Aim of the task: In the records below, find each line containing the word "bottom" and copy it.

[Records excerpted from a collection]
• • • • •

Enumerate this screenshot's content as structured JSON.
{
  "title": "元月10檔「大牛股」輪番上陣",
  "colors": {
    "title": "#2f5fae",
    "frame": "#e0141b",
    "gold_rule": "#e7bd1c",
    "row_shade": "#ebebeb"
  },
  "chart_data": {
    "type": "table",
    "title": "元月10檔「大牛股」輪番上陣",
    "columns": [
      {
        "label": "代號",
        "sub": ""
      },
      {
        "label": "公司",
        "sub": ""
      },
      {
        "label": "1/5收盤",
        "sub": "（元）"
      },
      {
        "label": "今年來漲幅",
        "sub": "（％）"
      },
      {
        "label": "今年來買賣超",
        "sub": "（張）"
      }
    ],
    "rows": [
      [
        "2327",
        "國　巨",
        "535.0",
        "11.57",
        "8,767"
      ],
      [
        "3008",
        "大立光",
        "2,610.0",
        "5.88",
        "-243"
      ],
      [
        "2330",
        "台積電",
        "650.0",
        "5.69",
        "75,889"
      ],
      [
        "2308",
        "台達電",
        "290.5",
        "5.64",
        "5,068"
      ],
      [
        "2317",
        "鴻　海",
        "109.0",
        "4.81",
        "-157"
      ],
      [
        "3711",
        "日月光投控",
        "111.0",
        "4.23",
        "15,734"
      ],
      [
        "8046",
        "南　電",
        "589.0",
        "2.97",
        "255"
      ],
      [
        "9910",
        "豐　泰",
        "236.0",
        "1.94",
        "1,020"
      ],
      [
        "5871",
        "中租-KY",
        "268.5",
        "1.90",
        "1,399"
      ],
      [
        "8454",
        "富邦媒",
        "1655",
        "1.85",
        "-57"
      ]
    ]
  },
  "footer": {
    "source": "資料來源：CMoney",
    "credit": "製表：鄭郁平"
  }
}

• • • • •

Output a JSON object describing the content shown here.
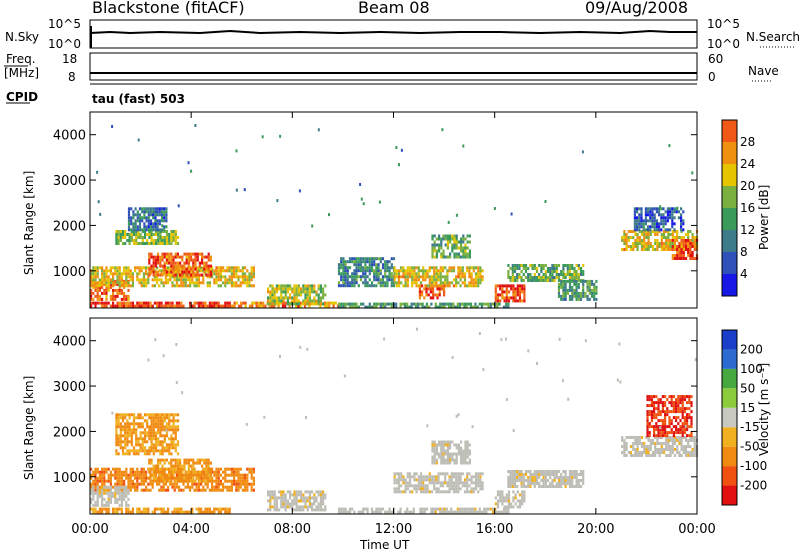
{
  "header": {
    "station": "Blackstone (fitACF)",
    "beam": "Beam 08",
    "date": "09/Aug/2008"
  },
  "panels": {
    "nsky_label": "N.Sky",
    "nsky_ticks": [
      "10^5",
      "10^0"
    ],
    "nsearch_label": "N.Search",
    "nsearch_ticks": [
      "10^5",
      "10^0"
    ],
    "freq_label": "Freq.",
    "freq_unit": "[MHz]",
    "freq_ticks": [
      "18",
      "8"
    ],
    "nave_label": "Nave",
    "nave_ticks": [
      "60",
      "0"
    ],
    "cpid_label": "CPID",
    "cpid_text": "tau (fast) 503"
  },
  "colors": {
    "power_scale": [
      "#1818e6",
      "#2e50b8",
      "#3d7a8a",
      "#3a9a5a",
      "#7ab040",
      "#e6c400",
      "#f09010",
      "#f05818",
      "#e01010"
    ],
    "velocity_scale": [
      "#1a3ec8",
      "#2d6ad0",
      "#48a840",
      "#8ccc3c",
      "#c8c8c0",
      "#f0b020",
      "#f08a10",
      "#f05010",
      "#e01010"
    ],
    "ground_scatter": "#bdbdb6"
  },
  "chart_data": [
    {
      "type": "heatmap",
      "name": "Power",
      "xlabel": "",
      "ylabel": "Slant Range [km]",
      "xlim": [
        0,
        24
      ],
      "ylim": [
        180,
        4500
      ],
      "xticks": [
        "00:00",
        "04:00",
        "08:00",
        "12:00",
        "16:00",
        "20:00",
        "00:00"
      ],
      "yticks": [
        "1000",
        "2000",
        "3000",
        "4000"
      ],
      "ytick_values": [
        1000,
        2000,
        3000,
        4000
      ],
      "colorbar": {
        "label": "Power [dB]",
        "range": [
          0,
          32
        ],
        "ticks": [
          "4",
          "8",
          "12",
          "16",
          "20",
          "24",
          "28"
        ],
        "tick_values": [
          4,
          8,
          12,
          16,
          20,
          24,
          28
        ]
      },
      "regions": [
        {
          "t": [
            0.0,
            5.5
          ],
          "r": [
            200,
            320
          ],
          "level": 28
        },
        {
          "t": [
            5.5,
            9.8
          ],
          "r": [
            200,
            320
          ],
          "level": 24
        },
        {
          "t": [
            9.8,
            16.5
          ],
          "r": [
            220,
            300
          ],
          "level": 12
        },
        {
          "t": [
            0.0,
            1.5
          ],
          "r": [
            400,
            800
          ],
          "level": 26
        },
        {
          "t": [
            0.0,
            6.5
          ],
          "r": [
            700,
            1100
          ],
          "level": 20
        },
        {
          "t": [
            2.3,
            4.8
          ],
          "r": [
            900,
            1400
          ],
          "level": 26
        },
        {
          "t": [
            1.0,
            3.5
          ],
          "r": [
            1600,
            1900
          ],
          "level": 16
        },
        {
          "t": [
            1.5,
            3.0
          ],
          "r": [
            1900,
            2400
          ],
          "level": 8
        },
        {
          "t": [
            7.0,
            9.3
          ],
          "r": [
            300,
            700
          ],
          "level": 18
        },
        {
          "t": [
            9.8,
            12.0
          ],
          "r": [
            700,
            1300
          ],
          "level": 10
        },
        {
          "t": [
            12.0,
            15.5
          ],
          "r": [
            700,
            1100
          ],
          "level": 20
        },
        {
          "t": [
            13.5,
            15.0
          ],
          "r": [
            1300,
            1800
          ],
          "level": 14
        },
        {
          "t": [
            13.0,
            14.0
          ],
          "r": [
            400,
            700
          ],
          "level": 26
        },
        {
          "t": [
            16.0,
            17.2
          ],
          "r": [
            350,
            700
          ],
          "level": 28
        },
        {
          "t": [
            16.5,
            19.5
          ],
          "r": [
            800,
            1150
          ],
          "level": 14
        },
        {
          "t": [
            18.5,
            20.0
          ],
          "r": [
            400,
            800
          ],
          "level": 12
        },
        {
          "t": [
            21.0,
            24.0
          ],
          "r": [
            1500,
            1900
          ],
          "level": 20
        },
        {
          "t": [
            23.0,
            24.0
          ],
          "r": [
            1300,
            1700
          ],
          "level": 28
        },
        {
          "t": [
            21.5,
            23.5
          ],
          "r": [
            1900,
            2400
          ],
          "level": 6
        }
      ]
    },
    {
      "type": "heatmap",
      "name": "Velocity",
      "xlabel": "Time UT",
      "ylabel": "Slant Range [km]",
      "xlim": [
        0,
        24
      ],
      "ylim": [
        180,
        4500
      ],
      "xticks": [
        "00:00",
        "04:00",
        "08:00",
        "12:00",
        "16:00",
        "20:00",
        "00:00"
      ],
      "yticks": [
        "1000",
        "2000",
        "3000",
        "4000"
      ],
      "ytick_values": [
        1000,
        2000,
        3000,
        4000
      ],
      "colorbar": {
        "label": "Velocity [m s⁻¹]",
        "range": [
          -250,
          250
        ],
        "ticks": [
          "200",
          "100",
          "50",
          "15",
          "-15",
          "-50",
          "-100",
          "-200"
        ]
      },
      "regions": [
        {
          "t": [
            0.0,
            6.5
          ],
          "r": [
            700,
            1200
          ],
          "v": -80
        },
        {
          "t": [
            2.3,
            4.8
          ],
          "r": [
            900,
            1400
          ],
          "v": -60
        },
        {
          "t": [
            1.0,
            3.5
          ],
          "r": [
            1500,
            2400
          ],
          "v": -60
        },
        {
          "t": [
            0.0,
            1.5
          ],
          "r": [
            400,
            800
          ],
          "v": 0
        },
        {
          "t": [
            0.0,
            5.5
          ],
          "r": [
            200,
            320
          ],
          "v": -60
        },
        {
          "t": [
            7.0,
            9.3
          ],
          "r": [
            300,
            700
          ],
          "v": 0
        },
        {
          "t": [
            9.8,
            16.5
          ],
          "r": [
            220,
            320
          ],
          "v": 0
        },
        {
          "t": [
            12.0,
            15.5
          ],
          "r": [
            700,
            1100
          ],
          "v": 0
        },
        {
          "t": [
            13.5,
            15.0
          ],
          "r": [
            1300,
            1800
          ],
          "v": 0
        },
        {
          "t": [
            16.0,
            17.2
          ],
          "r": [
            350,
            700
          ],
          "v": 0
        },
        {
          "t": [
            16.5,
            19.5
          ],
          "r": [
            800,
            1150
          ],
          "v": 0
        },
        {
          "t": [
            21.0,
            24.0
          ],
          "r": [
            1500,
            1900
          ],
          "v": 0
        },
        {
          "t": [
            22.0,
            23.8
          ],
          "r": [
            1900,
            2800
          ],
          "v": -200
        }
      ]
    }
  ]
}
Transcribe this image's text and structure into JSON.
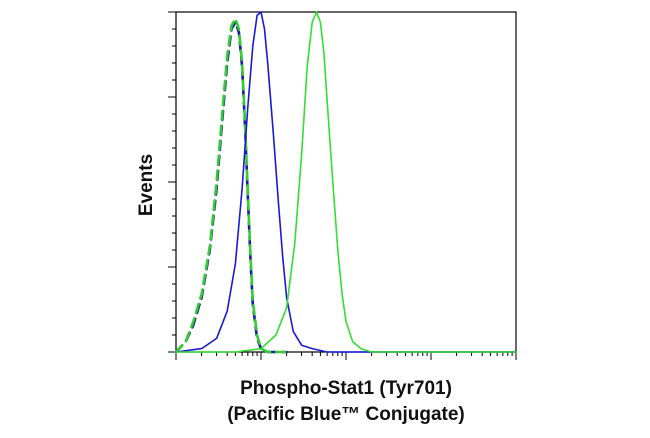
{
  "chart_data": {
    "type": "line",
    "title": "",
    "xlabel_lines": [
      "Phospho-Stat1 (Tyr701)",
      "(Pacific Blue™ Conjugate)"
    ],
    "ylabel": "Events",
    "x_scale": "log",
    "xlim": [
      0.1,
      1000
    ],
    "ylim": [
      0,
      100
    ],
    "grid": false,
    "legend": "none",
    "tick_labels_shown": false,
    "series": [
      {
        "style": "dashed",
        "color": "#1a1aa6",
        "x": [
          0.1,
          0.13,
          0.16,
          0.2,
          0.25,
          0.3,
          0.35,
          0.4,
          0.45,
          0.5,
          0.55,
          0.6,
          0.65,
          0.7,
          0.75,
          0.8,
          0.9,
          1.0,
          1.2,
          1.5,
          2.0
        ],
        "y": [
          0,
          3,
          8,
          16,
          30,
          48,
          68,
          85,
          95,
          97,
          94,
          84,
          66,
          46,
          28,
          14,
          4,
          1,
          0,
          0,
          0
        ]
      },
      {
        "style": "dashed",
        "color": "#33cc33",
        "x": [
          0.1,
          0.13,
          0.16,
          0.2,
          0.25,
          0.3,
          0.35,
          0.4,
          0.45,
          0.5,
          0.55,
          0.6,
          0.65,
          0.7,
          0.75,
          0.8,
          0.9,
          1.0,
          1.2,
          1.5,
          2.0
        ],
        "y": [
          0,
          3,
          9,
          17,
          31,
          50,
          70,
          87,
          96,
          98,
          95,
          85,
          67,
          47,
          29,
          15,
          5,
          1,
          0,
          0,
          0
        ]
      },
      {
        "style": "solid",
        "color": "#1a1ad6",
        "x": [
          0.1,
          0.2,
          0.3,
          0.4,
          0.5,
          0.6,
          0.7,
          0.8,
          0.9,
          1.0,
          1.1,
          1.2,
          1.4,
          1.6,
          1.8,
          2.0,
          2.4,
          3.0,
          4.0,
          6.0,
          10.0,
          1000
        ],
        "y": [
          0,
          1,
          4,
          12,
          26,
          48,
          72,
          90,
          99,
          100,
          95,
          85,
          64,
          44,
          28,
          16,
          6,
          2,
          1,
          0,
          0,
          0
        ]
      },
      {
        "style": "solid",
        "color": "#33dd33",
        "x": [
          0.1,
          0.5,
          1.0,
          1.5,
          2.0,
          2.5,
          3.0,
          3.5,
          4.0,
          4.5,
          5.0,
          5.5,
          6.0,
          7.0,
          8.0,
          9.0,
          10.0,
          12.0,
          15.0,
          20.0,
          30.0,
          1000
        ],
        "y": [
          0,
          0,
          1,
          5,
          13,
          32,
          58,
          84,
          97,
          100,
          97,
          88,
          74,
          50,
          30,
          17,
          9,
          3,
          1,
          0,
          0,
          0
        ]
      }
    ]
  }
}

• • • • •

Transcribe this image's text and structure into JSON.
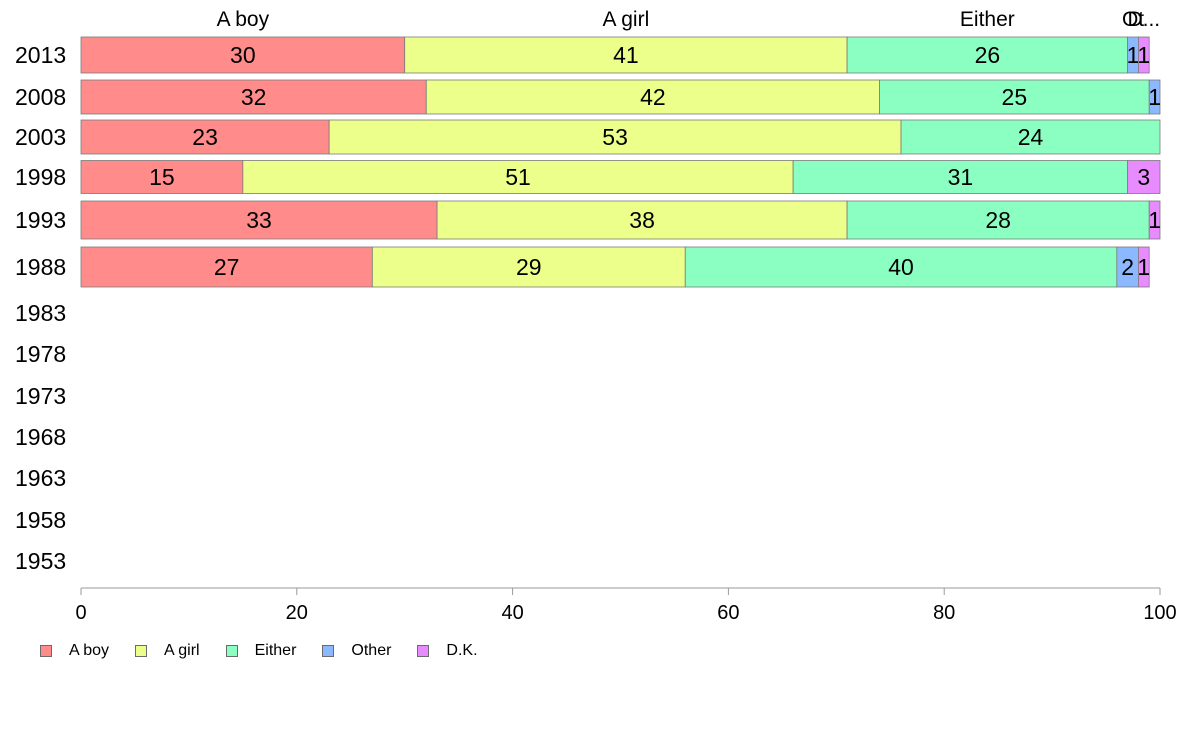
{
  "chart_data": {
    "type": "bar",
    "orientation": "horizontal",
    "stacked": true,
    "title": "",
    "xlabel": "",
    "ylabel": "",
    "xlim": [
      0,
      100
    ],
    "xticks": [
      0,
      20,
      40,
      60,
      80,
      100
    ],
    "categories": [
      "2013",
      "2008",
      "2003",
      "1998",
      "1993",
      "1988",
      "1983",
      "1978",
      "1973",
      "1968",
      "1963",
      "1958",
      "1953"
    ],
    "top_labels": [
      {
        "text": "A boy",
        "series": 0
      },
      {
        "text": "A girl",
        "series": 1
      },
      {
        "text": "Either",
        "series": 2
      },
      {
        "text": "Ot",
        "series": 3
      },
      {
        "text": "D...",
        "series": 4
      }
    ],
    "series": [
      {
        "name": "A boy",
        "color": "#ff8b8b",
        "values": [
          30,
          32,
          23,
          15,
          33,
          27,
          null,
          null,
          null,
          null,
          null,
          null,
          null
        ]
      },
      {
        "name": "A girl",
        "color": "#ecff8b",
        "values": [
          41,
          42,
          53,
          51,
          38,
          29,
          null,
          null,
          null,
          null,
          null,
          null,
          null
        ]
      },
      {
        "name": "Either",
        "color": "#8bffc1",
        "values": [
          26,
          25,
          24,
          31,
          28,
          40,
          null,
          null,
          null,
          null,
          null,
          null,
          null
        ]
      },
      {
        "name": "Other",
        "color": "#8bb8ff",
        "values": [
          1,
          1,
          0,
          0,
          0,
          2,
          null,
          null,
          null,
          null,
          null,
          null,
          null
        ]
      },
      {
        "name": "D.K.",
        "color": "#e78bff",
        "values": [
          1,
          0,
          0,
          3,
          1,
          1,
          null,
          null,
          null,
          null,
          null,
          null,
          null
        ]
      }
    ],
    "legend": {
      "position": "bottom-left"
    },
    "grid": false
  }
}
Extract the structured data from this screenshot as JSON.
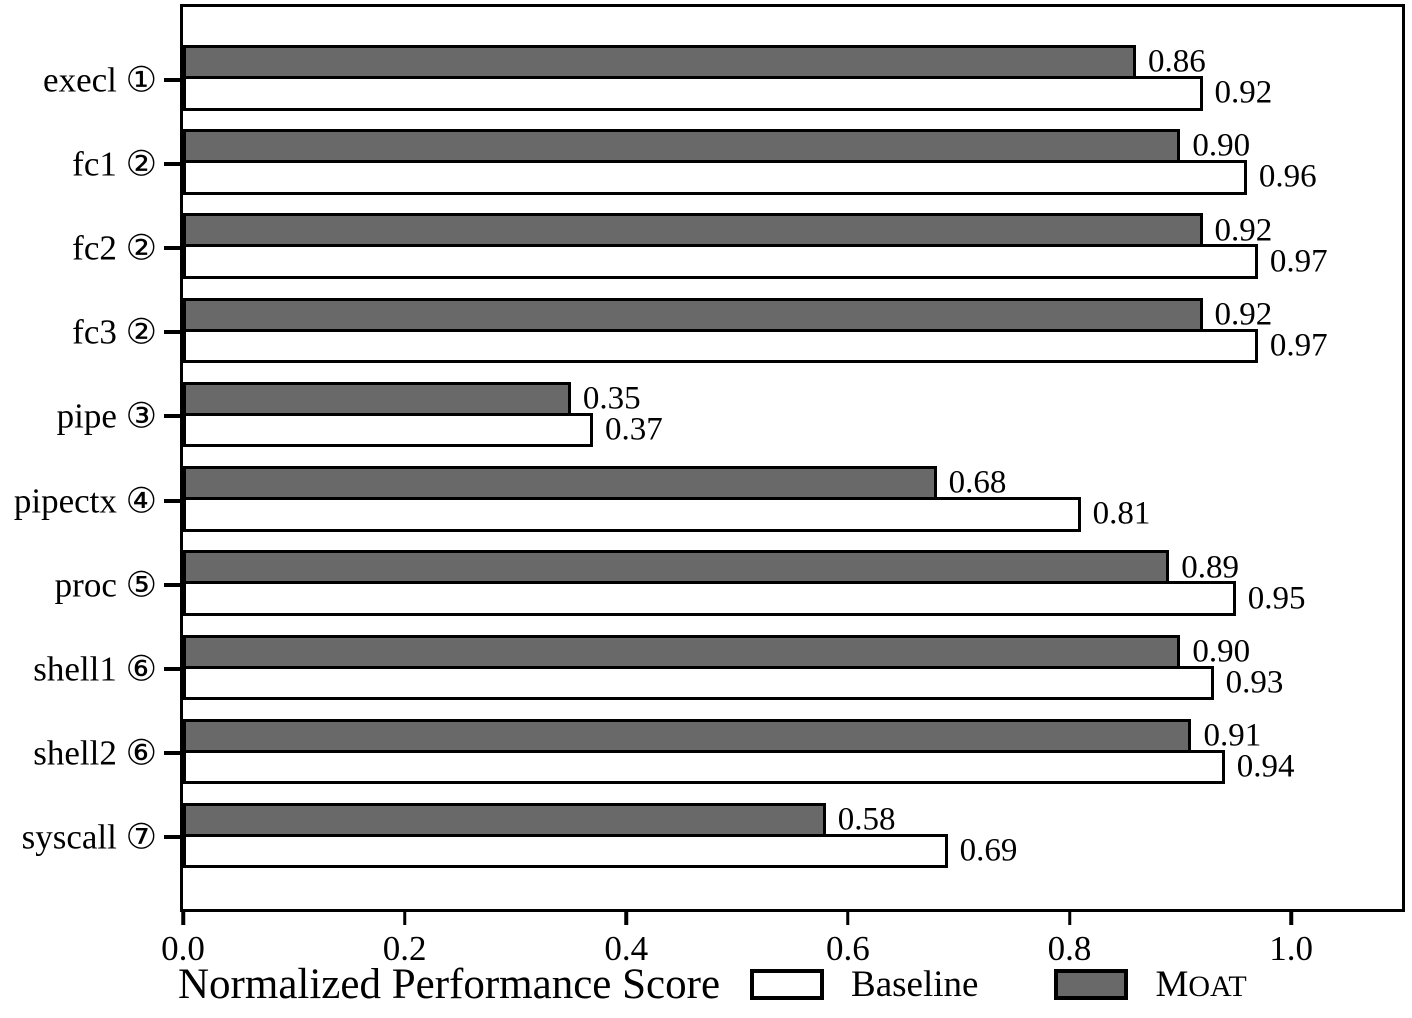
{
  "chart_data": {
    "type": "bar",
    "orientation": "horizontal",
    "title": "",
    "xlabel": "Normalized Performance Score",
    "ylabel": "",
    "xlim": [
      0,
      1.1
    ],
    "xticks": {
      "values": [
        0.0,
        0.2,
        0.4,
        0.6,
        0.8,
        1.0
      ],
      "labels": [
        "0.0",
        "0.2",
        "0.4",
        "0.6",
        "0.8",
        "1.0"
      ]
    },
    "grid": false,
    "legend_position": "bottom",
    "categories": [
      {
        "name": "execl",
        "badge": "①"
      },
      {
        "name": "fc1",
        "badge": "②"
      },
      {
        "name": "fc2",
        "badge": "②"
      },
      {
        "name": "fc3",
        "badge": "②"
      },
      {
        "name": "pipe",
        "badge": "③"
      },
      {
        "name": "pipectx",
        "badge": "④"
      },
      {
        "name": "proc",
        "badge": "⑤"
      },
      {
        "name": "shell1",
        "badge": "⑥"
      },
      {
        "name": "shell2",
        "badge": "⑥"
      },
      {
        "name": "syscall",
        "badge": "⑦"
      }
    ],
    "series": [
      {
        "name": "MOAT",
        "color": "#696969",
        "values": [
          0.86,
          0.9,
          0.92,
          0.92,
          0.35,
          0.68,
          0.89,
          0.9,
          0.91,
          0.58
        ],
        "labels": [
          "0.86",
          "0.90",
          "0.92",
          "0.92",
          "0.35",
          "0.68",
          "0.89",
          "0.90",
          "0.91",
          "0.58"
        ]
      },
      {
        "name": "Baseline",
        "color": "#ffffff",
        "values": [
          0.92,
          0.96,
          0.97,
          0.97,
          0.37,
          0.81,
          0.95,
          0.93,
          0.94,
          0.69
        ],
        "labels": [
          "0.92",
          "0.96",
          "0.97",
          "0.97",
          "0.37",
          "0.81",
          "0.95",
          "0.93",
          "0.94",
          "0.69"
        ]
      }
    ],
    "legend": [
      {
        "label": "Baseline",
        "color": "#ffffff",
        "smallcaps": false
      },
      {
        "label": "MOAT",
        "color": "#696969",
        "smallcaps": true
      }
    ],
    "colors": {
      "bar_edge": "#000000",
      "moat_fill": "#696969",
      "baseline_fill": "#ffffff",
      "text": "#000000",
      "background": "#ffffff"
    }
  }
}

• • • • •

Solution to the exercise:
      "position": "bottom-left"
    "legend_position": "bottom",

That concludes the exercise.